▶ [Information supplied]:
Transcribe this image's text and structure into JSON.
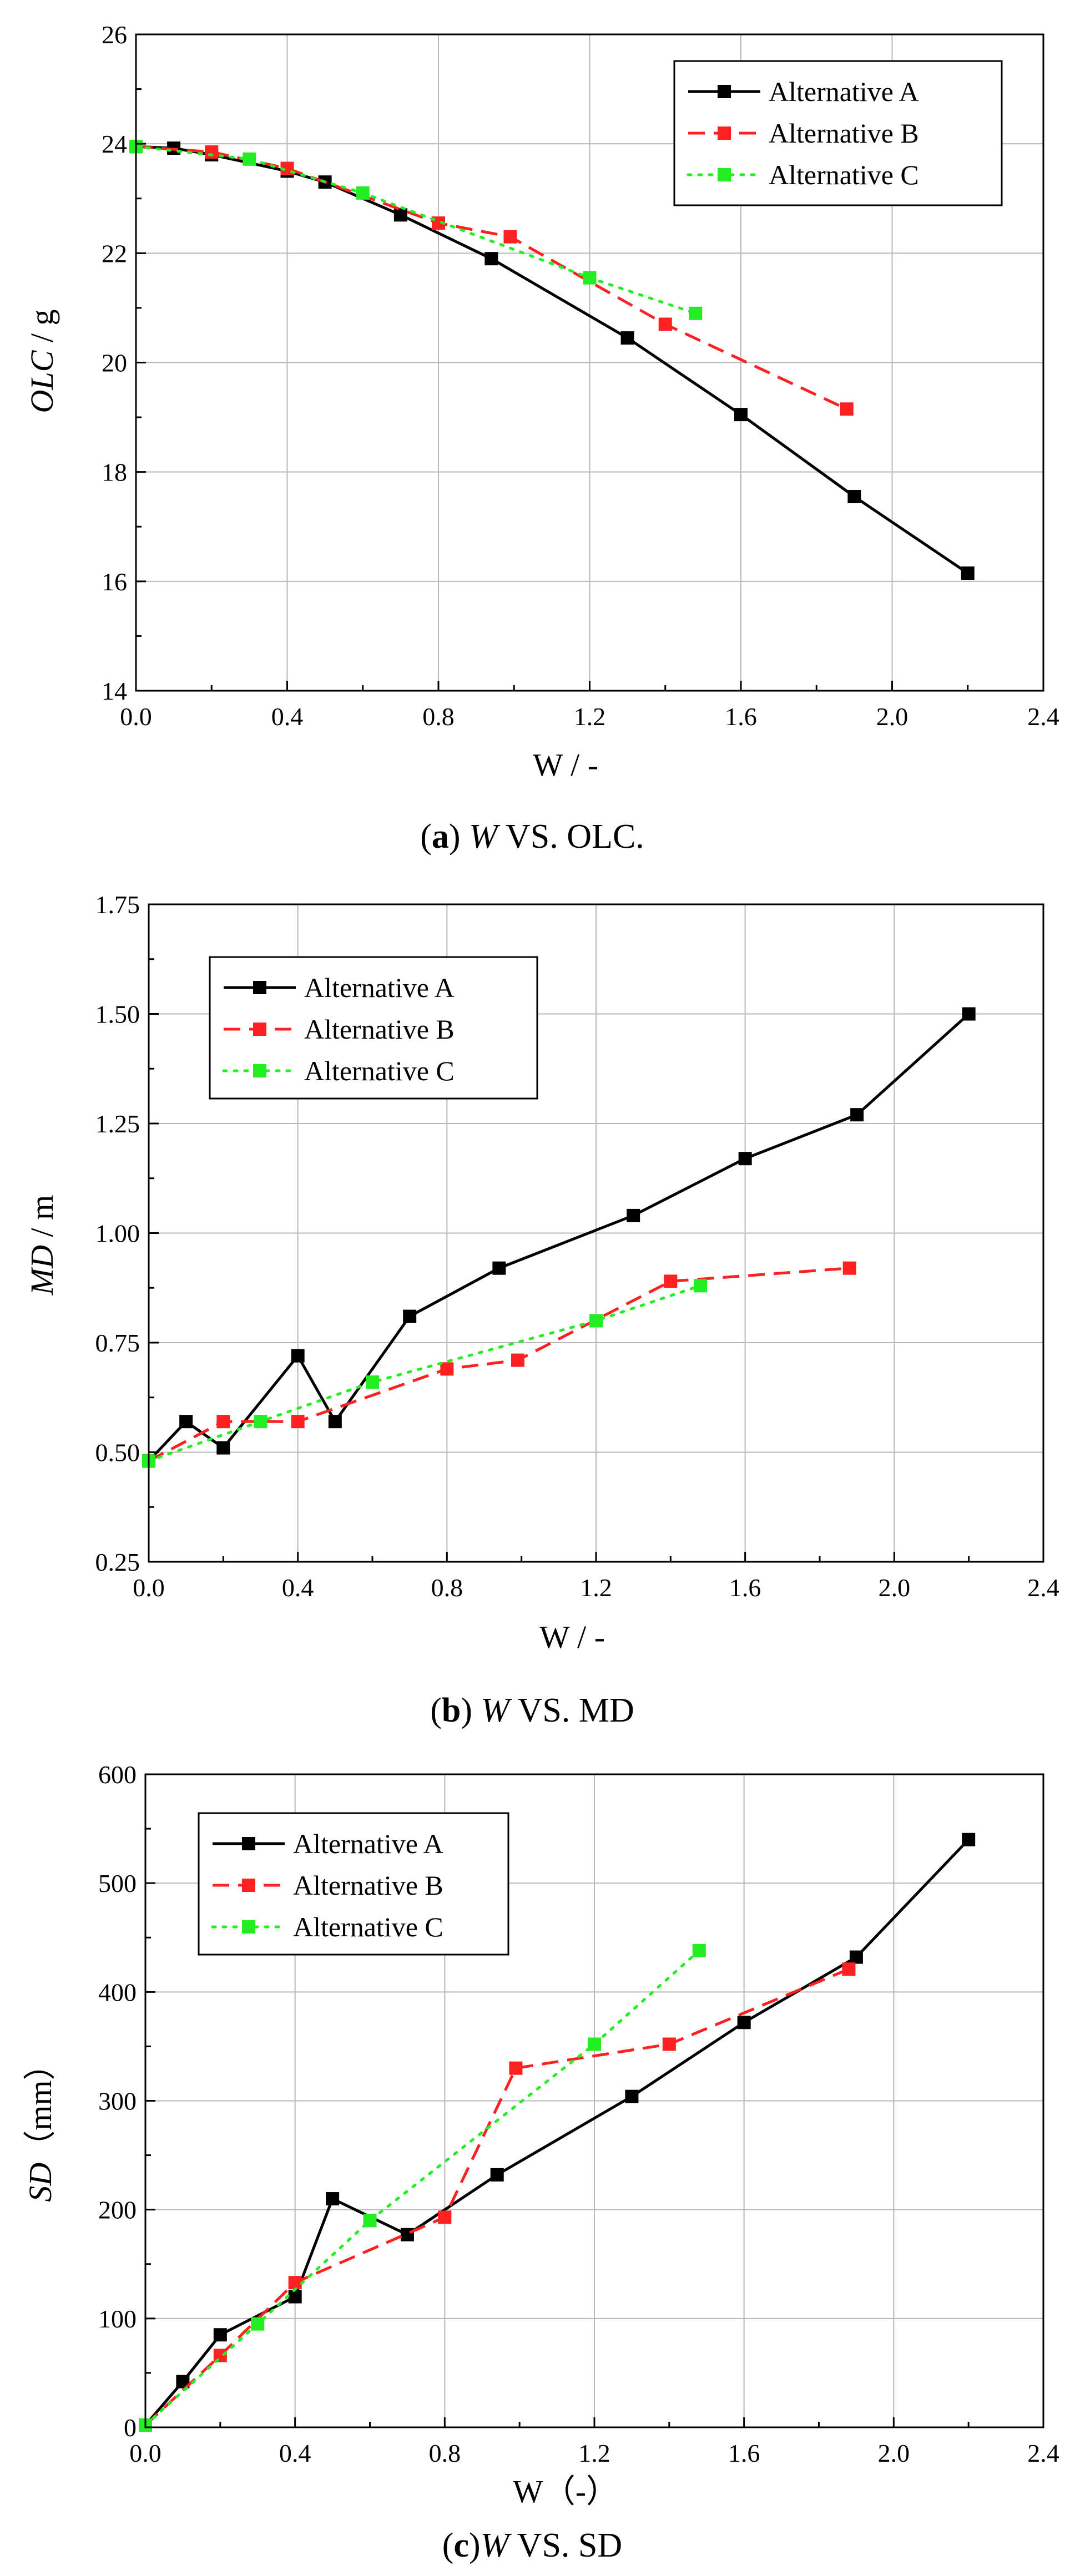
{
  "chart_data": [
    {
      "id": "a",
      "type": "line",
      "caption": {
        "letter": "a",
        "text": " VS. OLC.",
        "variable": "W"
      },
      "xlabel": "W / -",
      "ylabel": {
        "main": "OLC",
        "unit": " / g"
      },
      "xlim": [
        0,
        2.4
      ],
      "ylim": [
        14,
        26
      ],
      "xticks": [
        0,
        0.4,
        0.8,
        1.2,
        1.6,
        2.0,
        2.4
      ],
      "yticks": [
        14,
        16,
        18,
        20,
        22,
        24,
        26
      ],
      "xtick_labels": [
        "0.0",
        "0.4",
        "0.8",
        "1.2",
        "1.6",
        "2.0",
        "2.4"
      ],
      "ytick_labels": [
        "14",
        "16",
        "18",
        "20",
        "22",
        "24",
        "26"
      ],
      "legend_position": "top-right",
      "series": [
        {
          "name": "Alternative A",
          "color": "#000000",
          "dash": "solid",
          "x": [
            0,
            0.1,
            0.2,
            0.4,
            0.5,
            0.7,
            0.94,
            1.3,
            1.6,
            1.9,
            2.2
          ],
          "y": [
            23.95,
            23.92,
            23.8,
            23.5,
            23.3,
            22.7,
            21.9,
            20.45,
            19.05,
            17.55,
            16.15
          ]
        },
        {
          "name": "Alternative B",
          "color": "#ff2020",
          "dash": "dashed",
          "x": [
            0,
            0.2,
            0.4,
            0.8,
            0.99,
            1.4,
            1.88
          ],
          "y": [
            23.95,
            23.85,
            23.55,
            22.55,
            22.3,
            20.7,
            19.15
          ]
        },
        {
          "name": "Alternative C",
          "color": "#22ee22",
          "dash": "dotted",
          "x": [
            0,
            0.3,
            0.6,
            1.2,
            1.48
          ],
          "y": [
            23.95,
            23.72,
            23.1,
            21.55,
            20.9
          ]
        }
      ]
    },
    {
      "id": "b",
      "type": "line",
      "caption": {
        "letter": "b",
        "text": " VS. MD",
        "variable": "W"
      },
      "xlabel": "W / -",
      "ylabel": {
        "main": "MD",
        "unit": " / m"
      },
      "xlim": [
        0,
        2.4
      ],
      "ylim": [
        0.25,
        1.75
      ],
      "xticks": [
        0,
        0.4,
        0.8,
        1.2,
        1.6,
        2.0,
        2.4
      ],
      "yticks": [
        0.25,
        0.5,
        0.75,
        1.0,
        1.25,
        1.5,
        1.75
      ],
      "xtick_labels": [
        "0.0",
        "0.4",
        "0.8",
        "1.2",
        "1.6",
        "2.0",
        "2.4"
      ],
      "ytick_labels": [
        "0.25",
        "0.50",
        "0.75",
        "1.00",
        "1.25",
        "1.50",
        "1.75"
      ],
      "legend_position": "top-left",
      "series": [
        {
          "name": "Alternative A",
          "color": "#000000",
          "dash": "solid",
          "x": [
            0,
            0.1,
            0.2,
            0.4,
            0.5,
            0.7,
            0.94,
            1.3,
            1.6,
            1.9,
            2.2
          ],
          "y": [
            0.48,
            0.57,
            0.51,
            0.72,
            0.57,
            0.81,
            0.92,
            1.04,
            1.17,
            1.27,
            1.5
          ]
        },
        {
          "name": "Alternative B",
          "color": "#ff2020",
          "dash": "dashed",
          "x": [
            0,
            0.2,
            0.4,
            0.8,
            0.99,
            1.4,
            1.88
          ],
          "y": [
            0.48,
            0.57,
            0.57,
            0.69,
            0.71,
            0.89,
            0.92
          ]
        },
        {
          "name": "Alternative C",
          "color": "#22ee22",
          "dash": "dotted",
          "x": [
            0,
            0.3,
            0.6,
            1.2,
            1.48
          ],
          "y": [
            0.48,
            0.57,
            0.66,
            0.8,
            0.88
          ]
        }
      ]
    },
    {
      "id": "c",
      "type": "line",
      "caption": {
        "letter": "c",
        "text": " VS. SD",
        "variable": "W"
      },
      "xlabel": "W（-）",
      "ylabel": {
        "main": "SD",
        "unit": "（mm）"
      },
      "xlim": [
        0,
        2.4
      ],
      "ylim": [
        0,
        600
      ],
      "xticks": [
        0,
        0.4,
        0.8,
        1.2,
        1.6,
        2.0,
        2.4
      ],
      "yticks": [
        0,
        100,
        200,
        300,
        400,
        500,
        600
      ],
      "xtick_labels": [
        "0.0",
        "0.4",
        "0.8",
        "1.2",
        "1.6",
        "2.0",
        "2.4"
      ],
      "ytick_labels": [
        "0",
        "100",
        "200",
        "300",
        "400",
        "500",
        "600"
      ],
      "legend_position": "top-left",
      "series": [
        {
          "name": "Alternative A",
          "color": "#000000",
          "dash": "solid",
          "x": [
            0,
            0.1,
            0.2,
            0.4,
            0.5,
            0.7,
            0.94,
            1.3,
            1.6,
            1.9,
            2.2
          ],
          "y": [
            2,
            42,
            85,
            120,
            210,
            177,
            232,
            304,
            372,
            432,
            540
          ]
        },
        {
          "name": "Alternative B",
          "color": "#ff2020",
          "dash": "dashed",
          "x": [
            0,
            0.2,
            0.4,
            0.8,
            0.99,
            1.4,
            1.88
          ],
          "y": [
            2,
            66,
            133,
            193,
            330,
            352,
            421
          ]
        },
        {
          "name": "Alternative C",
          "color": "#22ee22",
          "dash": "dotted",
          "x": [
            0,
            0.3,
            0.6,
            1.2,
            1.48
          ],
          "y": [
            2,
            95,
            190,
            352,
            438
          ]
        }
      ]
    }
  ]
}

...

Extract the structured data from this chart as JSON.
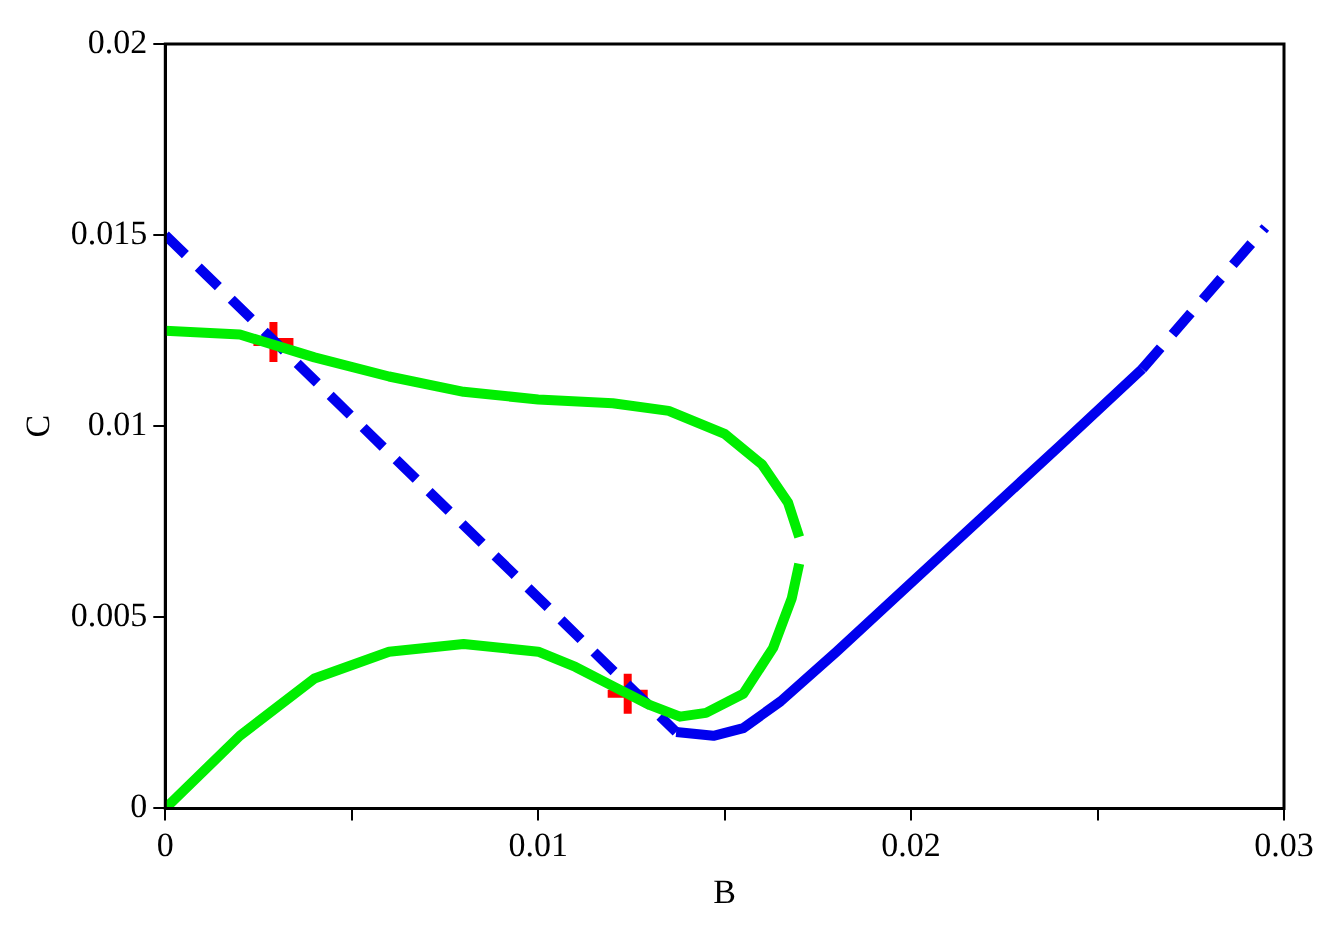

--

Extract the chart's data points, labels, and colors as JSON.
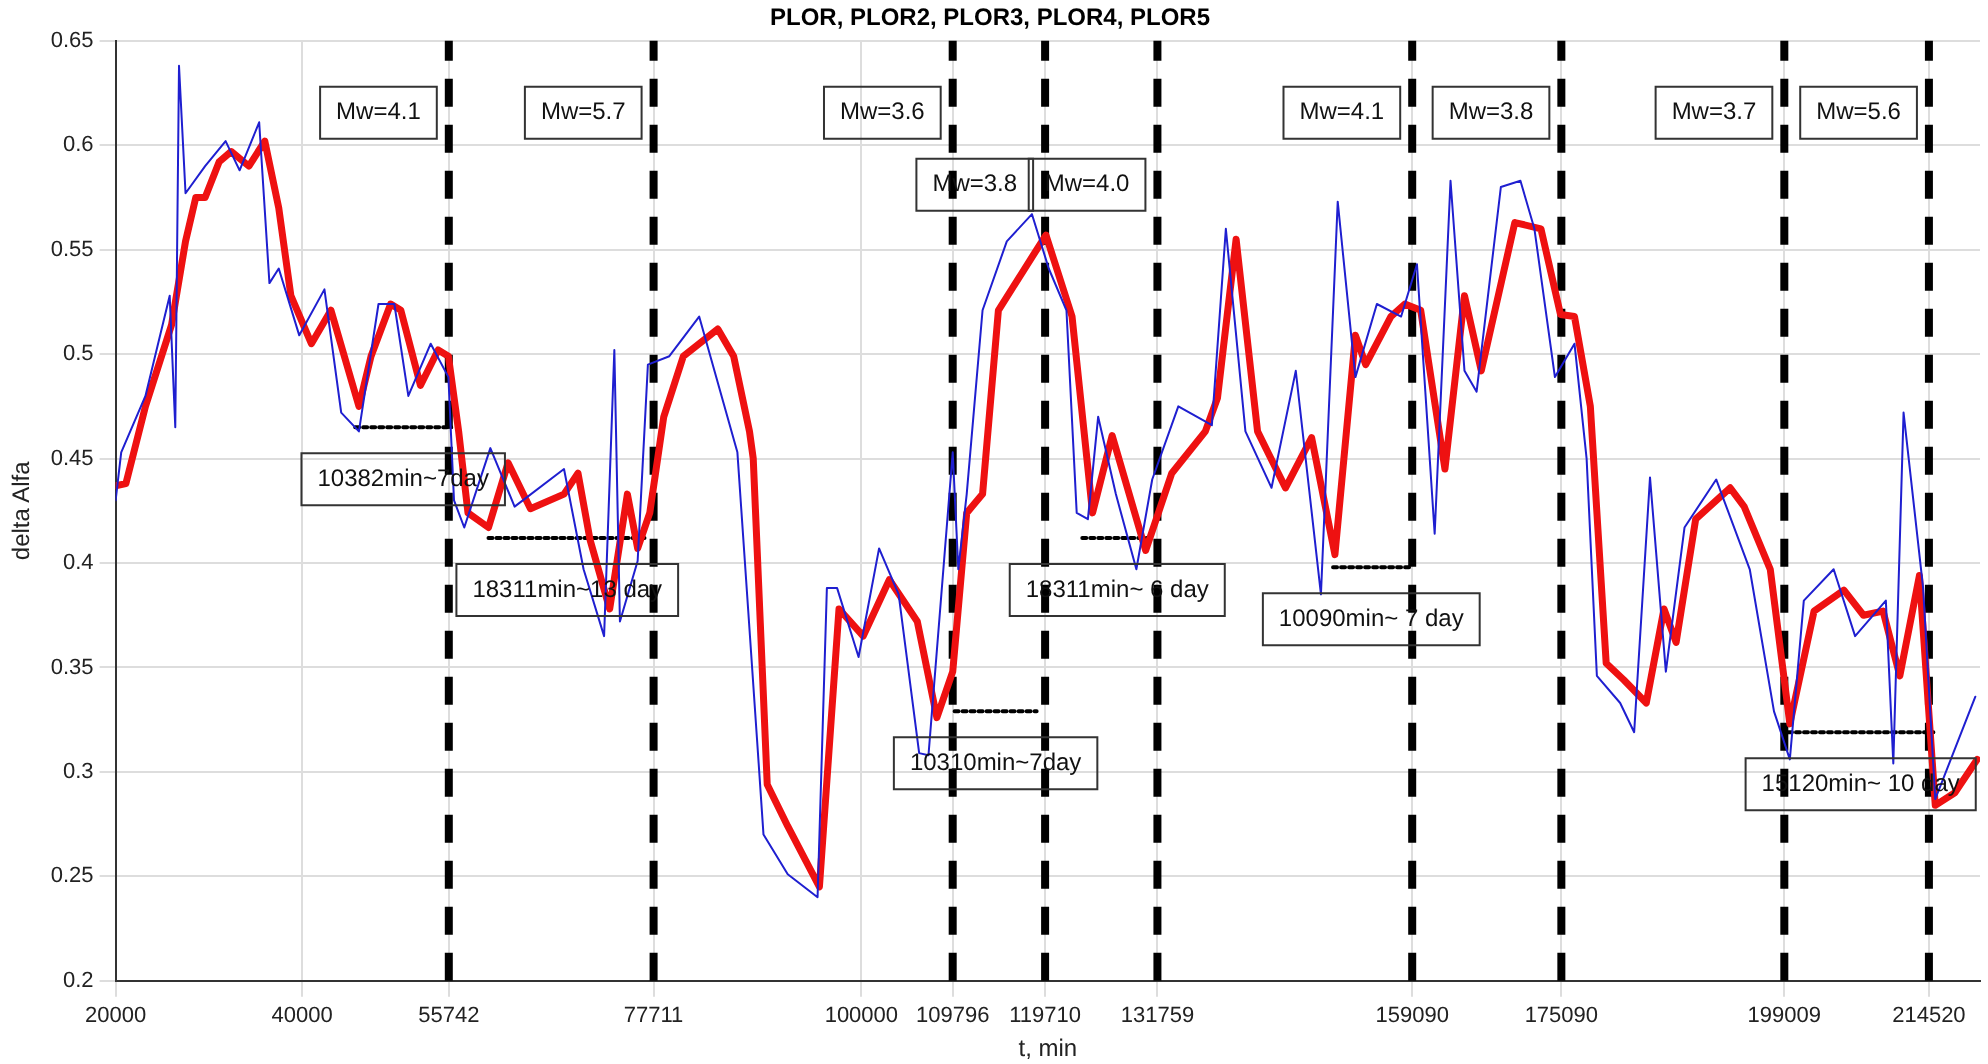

▶ [Work to complete]:
Filter for "Extract". Return all lines that hold it.

▶ [Solution for this problem]:
Extract the structured data from this chart as JSON.
Extract the chart's data points, labels, and colors as JSON.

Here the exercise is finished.